((

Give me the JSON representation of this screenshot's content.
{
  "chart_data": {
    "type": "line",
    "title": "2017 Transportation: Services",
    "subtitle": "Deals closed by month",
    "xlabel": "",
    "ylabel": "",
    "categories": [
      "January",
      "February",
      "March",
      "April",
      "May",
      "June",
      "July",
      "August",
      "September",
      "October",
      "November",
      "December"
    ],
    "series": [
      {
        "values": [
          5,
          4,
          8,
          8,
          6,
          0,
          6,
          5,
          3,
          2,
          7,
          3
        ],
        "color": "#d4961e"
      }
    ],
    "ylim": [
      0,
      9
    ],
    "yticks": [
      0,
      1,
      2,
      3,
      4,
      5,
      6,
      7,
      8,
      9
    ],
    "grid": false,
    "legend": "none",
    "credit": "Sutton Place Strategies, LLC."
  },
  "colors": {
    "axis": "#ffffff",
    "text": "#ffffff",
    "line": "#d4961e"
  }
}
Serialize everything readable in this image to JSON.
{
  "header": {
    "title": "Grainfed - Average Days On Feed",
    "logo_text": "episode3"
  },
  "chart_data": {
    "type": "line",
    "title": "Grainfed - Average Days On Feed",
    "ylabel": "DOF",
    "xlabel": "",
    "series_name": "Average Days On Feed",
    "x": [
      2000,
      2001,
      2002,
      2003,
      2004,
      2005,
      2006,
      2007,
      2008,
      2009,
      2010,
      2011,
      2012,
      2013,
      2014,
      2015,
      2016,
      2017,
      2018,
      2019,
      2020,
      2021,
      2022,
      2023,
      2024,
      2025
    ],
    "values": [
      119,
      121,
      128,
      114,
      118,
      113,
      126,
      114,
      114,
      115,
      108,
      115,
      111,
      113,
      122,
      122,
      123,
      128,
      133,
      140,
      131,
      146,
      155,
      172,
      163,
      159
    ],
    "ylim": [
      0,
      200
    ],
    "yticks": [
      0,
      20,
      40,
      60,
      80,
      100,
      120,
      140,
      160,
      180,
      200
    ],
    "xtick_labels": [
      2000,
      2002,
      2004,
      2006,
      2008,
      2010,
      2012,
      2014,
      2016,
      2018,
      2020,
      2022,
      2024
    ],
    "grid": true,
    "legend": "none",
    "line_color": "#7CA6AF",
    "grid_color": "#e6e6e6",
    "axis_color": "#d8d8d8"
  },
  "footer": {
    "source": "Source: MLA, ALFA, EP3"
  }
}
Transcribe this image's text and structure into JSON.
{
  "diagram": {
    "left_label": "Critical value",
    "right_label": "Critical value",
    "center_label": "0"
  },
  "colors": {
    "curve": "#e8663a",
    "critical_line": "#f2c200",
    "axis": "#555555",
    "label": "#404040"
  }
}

))

Direction: Write the data from above out again, exactly.

Complete answer:
Give me the JSON representation of this screenshot's content.
{
  "chart_data": {
    "type": "line",
    "title": "2017 Transportation: Services",
    "subtitle": "Deals closed by month",
    "xlabel": "",
    "ylabel": "",
    "categories": [
      "January",
      "February",
      "March",
      "April",
      "May",
      "June",
      "July",
      "August",
      "September",
      "October",
      "November",
      "December"
    ],
    "series": [
      {
        "values": [
          5,
          4,
          8,
          8,
          6,
          0,
          6,
          5,
          3,
          2,
          7,
          3
        ],
        "color": "#d4961e"
      }
    ],
    "ylim": [
      0,
      9
    ],
    "yticks": [
      0,
      1,
      2,
      3,
      4,
      5,
      6,
      7,
      8,
      9
    ],
    "grid": false,
    "legend": "none",
    "credit": "Sutton Place Strategies, LLC."
  },
  "colors": {
    "axis": "#ffffff",
    "text": "#ffffff",
    "line": "#d4961e"
  }
}
Serialize everything readable in this image to JSON.
{
  "header": {
    "title": "Grainfed - Average Days On Feed",
    "logo_text": "episode3"
  },
  "chart_data": {
    "type": "line",
    "title": "Grainfed - Average Days On Feed",
    "ylabel": "DOF",
    "xlabel": "",
    "series_name": "Average Days On Feed",
    "x": [
      2000,
      2001,
      2002,
      2003,
      2004,
      2005,
      2006,
      2007,
      2008,
      2009,
      2010,
      2011,
      2012,
      2013,
      2014,
      2015,
      2016,
      2017,
      2018,
      2019,
      2020,
      2021,
      2022,
      2023,
      2024,
      2025
    ],
    "values": [
      119,
      121,
      128,
      114,
      118,
      113,
      126,
      114,
      114,
      115,
      108,
      115,
      111,
      113,
      122,
      122,
      123,
      128,
      133,
      140,
      131,
      146,
      155,
      172,
      163,
      159
    ],
    "ylim": [
      0,
      200
    ],
    "yticks": [
      0,
      20,
      40,
      60,
      80,
      100,
      120,
      140,
      160,
      180,
      200
    ],
    "xtick_labels": [
      2000,
      2002,
      2004,
      2006,
      2008,
      2010,
      2012,
      2014,
      2016,
      2018,
      2020,
      2022,
      2024
    ],
    "grid": true,
    "legend": "none",
    "line_color": "#7CA6AF",
    "grid_color": "#e6e6e6",
    "axis_color": "#d8d8d8"
  },
  "footer": {
    "source": "Source: MLA, ALFA, EP3"
  }
}
Transcribe this image's text and structure into JSON.
{
  "diagram": {
    "left_label": "Critical value",
    "right_label": "Critical value",
    "center_label": "0"
  },
  "colors": {
    "curve": "#e8663a",
    "critical_line": "#f2c200",
    "axis": "#555555",
    "label": "#404040"
  }
}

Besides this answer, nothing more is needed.